▸ STATED GOAL
All records are to be retyped faithfully and completely.

═══ PROVIDED RECORDS

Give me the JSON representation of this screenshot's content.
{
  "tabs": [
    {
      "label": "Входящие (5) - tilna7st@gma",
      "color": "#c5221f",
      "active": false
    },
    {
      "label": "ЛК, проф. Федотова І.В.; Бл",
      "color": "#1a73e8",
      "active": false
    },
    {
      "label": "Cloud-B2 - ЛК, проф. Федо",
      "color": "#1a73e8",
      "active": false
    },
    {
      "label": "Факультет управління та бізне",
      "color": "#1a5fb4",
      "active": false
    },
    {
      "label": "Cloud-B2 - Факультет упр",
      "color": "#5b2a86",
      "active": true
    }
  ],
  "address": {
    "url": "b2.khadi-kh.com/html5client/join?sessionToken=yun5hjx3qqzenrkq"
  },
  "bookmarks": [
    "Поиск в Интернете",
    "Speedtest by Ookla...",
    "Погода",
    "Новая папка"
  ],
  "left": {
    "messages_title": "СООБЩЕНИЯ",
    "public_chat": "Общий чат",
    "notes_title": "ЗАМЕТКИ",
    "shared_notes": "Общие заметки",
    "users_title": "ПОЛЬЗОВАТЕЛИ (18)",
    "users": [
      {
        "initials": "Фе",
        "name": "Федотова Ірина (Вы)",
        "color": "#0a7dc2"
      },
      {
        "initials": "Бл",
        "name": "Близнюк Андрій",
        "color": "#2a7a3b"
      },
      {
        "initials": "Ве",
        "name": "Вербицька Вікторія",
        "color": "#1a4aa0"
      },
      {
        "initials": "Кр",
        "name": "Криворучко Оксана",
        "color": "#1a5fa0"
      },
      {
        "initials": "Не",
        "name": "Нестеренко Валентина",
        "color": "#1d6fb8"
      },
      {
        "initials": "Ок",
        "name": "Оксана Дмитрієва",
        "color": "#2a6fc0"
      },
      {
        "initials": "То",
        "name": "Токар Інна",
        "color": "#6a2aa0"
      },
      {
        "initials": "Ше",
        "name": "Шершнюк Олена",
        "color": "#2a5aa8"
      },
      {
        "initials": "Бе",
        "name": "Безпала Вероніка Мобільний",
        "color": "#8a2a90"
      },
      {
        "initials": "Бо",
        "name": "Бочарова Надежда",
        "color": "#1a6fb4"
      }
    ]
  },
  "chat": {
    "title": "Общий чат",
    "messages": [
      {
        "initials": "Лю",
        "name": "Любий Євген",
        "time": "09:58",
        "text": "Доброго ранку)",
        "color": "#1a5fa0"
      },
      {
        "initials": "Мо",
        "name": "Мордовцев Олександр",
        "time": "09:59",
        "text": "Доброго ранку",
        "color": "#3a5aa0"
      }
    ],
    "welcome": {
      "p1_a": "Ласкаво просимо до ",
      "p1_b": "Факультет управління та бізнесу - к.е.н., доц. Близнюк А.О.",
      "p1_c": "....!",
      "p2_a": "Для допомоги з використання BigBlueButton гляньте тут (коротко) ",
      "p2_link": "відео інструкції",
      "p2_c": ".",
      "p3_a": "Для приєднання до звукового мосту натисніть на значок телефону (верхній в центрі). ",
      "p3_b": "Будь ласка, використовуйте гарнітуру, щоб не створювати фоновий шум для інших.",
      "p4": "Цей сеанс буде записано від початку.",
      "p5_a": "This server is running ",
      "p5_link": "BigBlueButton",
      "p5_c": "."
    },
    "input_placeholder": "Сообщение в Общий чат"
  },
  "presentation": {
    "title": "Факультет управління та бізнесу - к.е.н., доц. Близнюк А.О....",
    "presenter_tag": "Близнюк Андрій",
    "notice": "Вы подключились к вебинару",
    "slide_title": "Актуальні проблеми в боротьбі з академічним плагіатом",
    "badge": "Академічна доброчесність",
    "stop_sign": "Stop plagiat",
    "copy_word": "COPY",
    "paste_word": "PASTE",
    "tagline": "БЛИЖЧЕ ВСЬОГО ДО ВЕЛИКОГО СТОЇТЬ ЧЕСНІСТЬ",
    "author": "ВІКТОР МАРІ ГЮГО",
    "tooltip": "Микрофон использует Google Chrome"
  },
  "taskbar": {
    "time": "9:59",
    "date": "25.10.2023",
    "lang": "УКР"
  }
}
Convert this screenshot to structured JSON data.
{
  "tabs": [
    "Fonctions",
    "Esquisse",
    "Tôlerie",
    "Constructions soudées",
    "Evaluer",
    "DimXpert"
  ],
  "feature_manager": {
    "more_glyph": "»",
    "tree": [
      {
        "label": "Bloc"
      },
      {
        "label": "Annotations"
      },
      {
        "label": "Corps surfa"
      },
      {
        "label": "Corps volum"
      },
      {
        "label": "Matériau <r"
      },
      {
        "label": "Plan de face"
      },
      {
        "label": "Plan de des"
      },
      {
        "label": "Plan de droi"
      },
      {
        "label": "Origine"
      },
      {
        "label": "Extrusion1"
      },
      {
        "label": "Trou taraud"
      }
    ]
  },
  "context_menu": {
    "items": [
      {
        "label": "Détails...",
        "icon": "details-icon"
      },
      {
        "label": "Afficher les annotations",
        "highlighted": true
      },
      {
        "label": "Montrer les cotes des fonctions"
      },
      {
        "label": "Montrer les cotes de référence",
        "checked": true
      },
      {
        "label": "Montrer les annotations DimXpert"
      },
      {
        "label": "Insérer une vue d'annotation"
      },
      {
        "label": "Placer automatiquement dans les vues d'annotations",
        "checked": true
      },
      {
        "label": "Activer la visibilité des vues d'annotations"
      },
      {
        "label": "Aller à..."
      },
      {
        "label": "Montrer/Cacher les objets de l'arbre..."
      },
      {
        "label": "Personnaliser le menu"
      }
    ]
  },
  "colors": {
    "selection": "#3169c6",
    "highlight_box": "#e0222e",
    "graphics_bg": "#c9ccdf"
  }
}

══════

▸ ANSWER BELOW
Give me the JSON representation of this screenshot's content.
{
  "tabs": [
    {
      "label": "Входящие (5) - tilna7st@gma",
      "color": "#c5221f",
      "active": false
    },
    {
      "label": "ЛК, проф. Федотова І.В.; Бл",
      "color": "#1a73e8",
      "active": false
    },
    {
      "label": "Cloud-B2 - ЛК, проф. Федо",
      "color": "#1a73e8",
      "active": false
    },
    {
      "label": "Факультет управління та бізне",
      "color": "#1a5fb4",
      "active": false
    },
    {
      "label": "Cloud-B2 - Факультет упр",
      "color": "#5b2a86",
      "active": true
    }
  ],
  "address": {
    "url": "b2.khadi-kh.com/html5client/join?sessionToken=yun5hjx3qqzenrkq"
  },
  "bookmarks": [
    "Поиск в Интернете",
    "Speedtest by Ookla...",
    "Погода",
    "Новая папка"
  ],
  "left": {
    "messages_title": "СООБЩЕНИЯ",
    "public_chat": "Общий чат",
    "notes_title": "ЗАМЕТКИ",
    "shared_notes": "Общие заметки",
    "users_title": "ПОЛЬЗОВАТЕЛИ (18)",
    "users": [
      {
        "initials": "Фе",
        "name": "Федотова Ірина (Вы)",
        "color": "#0a7dc2"
      },
      {
        "initials": "Бл",
        "name": "Близнюк Андрій",
        "color": "#2a7a3b"
      },
      {
        "initials": "Ве",
        "name": "Вербицька Вікторія",
        "color": "#1a4aa0"
      },
      {
        "initials": "Кр",
        "name": "Криворучко Оксана",
        "color": "#1a5fa0"
      },
      {
        "initials": "Не",
        "name": "Нестеренко Валентина",
        "color": "#1d6fb8"
      },
      {
        "initials": "Ок",
        "name": "Оксана Дмитрієва",
        "color": "#2a6fc0"
      },
      {
        "initials": "То",
        "name": "Токар Інна",
        "color": "#6a2aa0"
      },
      {
        "initials": "Ше",
        "name": "Шершнюк Олена",
        "color": "#2a5aa8"
      },
      {
        "initials": "Бе",
        "name": "Безпала Вероніка Мобільний",
        "color": "#8a2a90"
      },
      {
        "initials": "Бо",
        "name": "Бочарова Надежда",
        "color": "#1a6fb4"
      }
    ]
  },
  "chat": {
    "title": "Общий чат",
    "messages": [
      {
        "initials": "Лю",
        "name": "Любий Євген",
        "time": "09:58",
        "text": "Доброго ранку)",
        "color": "#1a5fa0"
      },
      {
        "initials": "Мо",
        "name": "Мордовцев Олександр",
        "time": "09:59",
        "text": "Доброго ранку",
        "color": "#3a5aa0"
      }
    ],
    "welcome": {
      "p1_a": "Ласкаво просимо до ",
      "p1_b": "Факультет управління та бізнесу - к.е.н., доц. Близнюк А.О.",
      "p1_c": "....!",
      "p2_a": "Для допомоги з використання BigBlueButton гляньте тут (коротко) ",
      "p2_link": "відео інструкції",
      "p2_c": ".",
      "p3_a": "Для приєднання до звукового мосту натисніть на значок телефону (верхній в центрі). ",
      "p3_b": "Будь ласка, використовуйте гарнітуру, щоб не створювати фоновий шум для інших.",
      "p4": "Цей сеанс буде записано від початку.",
      "p5_a": "This server is running ",
      "p5_link": "BigBlueButton",
      "p5_c": "."
    },
    "input_placeholder": "Сообщение в Общий чат"
  },
  "presentation": {
    "title": "Факультет управління та бізнесу - к.е.н., доц. Близнюк А.О....",
    "presenter_tag": "Близнюк Андрій",
    "notice": "Вы подключились к вебинару",
    "slide_title": "Актуальні проблеми в боротьбі з академічним плагіатом",
    "badge": "Академічна доброчесність",
    "stop_sign": "Stop plagiat",
    "copy_word": "COPY",
    "paste_word": "PASTE",
    "tagline": "БЛИЖЧЕ ВСЬОГО ДО ВЕЛИКОГО СТОЇТЬ ЧЕСНІСТЬ",
    "author": "ВІКТОР МАРІ ГЮГО",
    "tooltip": "Микрофон использует Google Chrome"
  },
  "taskbar": {
    "time": "9:59",
    "date": "25.10.2023",
    "lang": "УКР"
  }
}
Convert this screenshot to structured JSON data.
{
  "tabs": [
    "Fonctions",
    "Esquisse",
    "Tôlerie",
    "Constructions soudées",
    "Evaluer",
    "DimXpert"
  ],
  "feature_manager": {
    "more_glyph": "»",
    "tree": [
      {
        "label": "Bloc"
      },
      {
        "label": "Annotations"
      },
      {
        "label": "Corps surfa"
      },
      {
        "label": "Corps volum"
      },
      {
        "label": "Matériau <r"
      },
      {
        "label": "Plan de face"
      },
      {
        "label": "Plan de des"
      },
      {
        "label": "Plan de droi"
      },
      {
        "label": "Origine"
      },
      {
        "label": "Extrusion1"
      },
      {
        "label": "Trou taraud"
      }
    ]
  },
  "context_menu": {
    "items": [
      {
        "label": "Détails...",
        "icon": "details-icon"
      },
      {
        "label": "Afficher les annotations",
        "highlighted": true
      },
      {
        "label": "Montrer les cotes des fonctions"
      },
      {
        "label": "Montrer les cotes de référence",
        "checked": true
      },
      {
        "label": "Montrer les annotations DimXpert"
      },
      {
        "label": "Insérer une vue d'annotation"
      },
      {
        "label": "Placer automatiquement dans les vues d'annotations",
        "checked": true
      },
      {
        "label": "Activer la visibilité des vues d'annotations"
      },
      {
        "label": "Aller à..."
      },
      {
        "label": "Montrer/Cacher les objets de l'arbre..."
      },
      {
        "label": "Personnaliser le menu"
      }
    ]
  },
  "colors": {
    "selection": "#3169c6",
    "highlight_box": "#e0222e",
    "graphics_bg": "#c9ccdf"
  }
}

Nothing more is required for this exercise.